:: DATA TO PROCESS

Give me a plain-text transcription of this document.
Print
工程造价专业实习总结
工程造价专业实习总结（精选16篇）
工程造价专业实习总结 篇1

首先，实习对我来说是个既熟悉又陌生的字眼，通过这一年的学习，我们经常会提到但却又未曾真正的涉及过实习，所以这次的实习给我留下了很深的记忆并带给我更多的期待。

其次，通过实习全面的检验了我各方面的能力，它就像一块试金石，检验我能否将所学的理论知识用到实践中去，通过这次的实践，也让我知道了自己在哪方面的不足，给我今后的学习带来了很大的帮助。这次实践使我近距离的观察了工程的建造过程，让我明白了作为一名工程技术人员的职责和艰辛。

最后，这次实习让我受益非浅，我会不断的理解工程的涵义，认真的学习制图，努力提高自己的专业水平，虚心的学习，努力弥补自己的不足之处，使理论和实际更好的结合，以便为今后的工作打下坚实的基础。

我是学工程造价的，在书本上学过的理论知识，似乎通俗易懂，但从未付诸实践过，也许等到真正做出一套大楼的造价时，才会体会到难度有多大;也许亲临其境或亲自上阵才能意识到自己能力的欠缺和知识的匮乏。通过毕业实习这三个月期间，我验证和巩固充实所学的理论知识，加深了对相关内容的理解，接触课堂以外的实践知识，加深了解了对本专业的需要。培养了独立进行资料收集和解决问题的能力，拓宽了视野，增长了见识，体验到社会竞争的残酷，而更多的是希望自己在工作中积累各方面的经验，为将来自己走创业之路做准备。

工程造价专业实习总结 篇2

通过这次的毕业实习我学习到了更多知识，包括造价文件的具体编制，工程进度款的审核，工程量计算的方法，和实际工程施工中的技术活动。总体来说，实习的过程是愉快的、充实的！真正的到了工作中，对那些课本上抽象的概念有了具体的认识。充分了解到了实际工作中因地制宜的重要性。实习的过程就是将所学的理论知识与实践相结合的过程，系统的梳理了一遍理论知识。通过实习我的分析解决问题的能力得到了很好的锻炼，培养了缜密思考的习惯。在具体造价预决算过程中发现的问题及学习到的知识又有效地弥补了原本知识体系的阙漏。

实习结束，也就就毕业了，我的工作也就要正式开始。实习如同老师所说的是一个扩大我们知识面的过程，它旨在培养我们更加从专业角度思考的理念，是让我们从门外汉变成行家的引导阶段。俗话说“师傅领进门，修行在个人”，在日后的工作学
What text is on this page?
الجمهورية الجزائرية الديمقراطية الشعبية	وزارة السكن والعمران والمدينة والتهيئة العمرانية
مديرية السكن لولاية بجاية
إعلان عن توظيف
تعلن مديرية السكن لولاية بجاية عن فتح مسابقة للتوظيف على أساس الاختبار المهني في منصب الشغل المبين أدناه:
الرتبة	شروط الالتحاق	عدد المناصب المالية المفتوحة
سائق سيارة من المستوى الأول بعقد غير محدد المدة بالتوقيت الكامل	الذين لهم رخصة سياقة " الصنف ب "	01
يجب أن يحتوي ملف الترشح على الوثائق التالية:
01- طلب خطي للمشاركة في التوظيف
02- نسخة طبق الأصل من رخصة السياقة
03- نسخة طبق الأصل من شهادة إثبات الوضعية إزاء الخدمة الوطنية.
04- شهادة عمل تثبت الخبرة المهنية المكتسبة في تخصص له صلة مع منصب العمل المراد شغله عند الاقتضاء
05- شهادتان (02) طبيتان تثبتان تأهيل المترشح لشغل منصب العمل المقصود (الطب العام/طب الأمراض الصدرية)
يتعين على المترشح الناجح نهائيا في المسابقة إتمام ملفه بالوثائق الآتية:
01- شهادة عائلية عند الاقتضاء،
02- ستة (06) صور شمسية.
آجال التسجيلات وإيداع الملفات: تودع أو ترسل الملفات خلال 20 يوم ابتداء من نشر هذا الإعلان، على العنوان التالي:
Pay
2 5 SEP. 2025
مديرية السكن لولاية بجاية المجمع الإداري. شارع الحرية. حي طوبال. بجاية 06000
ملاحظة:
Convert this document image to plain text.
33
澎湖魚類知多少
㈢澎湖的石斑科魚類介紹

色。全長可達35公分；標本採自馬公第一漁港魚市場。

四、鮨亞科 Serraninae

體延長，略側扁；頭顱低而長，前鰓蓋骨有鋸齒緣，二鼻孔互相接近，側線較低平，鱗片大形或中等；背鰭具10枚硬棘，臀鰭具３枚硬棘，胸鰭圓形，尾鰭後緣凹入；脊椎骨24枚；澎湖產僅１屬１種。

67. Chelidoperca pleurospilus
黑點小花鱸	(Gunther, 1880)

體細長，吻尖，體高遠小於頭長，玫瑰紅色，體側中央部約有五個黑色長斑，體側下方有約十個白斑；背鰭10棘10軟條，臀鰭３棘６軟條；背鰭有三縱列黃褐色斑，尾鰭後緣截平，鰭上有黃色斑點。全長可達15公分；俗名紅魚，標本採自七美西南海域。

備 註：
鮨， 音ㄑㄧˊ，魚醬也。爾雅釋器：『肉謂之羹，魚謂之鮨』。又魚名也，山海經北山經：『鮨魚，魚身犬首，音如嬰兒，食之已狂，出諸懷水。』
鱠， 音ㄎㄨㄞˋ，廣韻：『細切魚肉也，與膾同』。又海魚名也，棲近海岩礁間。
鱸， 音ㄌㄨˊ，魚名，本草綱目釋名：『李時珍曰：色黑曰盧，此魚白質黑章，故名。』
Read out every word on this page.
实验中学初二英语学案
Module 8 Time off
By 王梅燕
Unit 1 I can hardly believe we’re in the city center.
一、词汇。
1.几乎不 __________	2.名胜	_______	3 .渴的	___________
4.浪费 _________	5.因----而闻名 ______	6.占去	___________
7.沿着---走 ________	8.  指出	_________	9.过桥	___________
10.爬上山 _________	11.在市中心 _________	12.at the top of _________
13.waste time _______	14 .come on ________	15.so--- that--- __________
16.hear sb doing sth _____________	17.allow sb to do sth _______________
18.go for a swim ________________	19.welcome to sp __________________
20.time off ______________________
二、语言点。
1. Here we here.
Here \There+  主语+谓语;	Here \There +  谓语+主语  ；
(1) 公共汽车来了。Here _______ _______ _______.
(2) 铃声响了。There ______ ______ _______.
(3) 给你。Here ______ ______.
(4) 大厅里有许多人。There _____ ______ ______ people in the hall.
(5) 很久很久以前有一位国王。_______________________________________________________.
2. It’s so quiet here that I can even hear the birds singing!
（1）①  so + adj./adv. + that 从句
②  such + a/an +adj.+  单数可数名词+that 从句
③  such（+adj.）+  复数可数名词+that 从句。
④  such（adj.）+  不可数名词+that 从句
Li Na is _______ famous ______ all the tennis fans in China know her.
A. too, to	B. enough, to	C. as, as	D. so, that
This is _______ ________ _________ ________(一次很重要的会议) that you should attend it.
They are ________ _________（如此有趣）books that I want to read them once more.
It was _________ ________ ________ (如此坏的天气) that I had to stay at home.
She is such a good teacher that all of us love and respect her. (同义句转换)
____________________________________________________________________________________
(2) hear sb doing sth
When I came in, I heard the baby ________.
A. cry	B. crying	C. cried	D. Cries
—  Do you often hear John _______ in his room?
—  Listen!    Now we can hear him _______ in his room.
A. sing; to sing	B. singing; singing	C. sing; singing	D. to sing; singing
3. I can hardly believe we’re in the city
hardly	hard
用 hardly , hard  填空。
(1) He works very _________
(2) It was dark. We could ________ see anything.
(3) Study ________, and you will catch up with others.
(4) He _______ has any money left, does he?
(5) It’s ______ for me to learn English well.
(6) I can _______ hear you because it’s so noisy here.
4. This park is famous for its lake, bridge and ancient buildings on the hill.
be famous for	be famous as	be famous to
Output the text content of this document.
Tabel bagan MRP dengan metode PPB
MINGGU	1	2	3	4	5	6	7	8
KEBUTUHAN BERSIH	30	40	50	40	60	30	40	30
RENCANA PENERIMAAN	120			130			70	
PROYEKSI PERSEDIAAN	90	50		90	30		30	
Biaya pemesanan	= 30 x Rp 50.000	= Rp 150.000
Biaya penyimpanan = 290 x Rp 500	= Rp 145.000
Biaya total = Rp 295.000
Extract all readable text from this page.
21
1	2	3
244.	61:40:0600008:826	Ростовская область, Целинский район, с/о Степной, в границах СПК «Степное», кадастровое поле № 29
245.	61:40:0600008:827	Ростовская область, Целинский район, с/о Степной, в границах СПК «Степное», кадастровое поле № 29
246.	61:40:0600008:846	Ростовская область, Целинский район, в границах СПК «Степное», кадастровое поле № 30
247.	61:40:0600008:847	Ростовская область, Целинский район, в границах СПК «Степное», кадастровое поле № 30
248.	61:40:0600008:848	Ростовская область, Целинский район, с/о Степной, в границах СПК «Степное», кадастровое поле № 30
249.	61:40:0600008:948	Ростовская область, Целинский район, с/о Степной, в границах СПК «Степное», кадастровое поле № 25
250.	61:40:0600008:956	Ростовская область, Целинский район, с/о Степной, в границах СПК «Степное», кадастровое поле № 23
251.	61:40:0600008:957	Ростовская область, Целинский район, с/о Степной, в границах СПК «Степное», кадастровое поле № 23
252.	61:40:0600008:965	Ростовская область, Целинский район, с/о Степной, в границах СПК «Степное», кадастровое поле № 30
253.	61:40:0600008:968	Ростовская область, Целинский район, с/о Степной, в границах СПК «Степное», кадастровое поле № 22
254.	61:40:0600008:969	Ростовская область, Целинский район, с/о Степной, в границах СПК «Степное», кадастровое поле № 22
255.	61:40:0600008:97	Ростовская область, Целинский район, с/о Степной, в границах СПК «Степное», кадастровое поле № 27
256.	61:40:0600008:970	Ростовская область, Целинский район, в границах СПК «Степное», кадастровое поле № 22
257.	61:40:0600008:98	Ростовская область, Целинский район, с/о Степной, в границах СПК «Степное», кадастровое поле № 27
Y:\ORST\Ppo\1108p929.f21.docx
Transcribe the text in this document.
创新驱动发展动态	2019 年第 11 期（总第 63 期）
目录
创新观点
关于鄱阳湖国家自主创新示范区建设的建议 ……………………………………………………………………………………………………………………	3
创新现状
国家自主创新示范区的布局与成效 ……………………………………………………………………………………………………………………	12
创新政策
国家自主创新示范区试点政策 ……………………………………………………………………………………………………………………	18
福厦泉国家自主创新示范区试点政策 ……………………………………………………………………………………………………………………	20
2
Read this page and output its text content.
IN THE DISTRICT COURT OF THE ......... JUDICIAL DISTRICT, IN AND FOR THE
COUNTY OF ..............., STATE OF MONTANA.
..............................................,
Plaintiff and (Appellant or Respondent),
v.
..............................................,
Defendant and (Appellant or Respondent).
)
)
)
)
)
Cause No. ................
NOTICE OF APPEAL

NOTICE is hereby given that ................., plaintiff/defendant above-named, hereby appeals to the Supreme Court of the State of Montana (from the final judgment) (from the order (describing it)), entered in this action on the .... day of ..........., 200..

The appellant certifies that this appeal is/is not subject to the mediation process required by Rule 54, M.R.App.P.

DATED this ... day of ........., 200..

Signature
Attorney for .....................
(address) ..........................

::::

# WRITTEN INSTRUCTION
From the data, list each line in which the string "بجاية" appears.

# RIGHT ANSWER
مديرية السكن لولاية بجاية
تعلن مديرية السكن لولاية بجاية عن فتح مسابقة للتوظيف على أساس الاختبار المهني في منصب الشغل المبين أدناه:
مديرية السكن لولاية بجاية المجمع الإداري. شارع الحرية. حي طوبال. بجاية 06000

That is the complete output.